## Your goal
The entries below contain pictures. Retype everything except those pictures, exactly as given.

## Excerpted records
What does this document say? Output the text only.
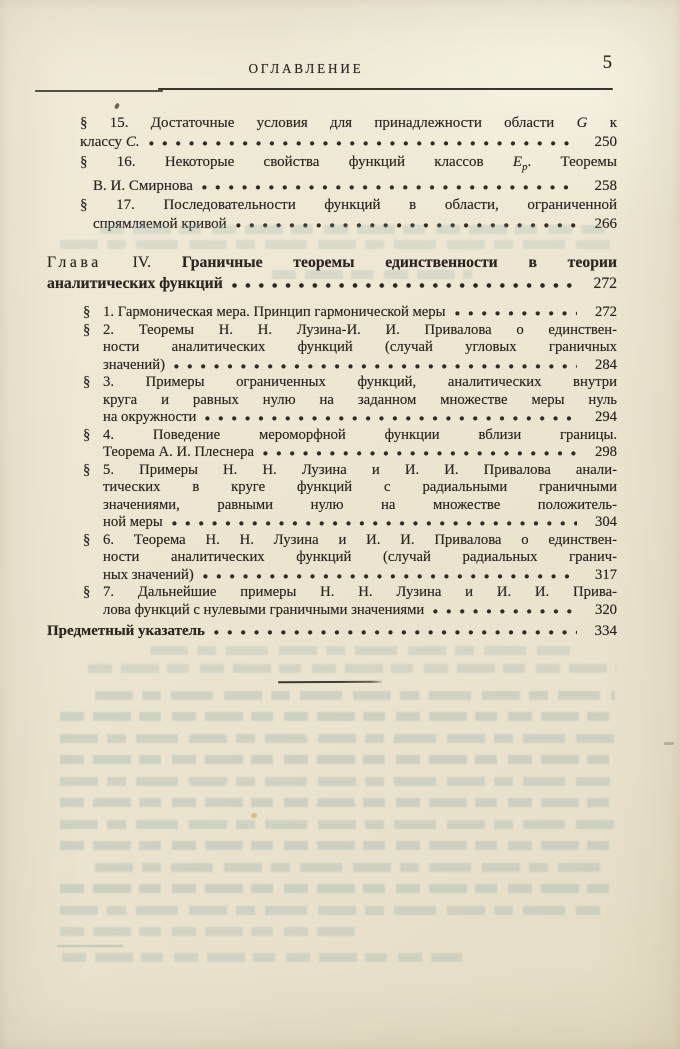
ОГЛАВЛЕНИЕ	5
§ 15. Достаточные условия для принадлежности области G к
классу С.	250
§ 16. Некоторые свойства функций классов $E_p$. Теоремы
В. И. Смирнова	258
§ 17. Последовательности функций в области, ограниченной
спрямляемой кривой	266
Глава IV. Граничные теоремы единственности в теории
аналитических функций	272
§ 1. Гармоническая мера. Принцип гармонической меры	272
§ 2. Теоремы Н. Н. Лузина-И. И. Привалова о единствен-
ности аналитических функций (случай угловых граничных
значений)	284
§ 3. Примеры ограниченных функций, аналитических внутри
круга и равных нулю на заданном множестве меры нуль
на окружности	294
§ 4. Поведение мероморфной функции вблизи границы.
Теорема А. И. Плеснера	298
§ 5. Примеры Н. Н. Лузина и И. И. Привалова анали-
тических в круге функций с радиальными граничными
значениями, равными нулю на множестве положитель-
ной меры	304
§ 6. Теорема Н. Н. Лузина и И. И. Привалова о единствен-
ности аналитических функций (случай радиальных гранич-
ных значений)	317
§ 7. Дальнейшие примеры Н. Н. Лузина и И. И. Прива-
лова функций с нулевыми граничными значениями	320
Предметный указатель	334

## Solution to this exercise
What does this document say? Output the text only.
ОГЛАВЛЕНИЕ	5
§ 15. Достаточные условия для принадлежности области G к
классу С.	250
§ 16. Некоторые свойства функций классов $E_p$. Теоремы
В. И. Смирнова	258
§ 17. Последовательности функций в области, ограниченной
спрямляемой кривой	266
Глава IV. Граничные теоремы единственности в теории
аналитических функций	272
§ 1. Гармоническая мера. Принцип гармонической меры	272
§ 2. Теоремы Н. Н. Лузина-И. И. Привалова о единствен-
ности аналитических функций (случай угловых граничных
значений)	284
§ 3. Примеры ограниченных функций, аналитических внутри
круга и равных нулю на заданном множестве меры нуль
на окружности	294
§ 4. Поведение мероморфной функции вблизи границы.
Теорема А. И. Плеснера	298
§ 5. Примеры Н. Н. Лузина и И. И. Привалова анали-
тических в круге функций с радиальными граничными
значениями, равными нулю на множестве положитель-
ной меры	304
§ 6. Теорема Н. Н. Лузина и И. И. Привалова о единствен-
ности аналитических функций (случай радиальных гранич-
ных значений)	317
§ 7. Дальнейшие примеры Н. Н. Лузина и И. И. Прива-
лова функций с нулевыми граничными значениями	320
Предметный указатель	334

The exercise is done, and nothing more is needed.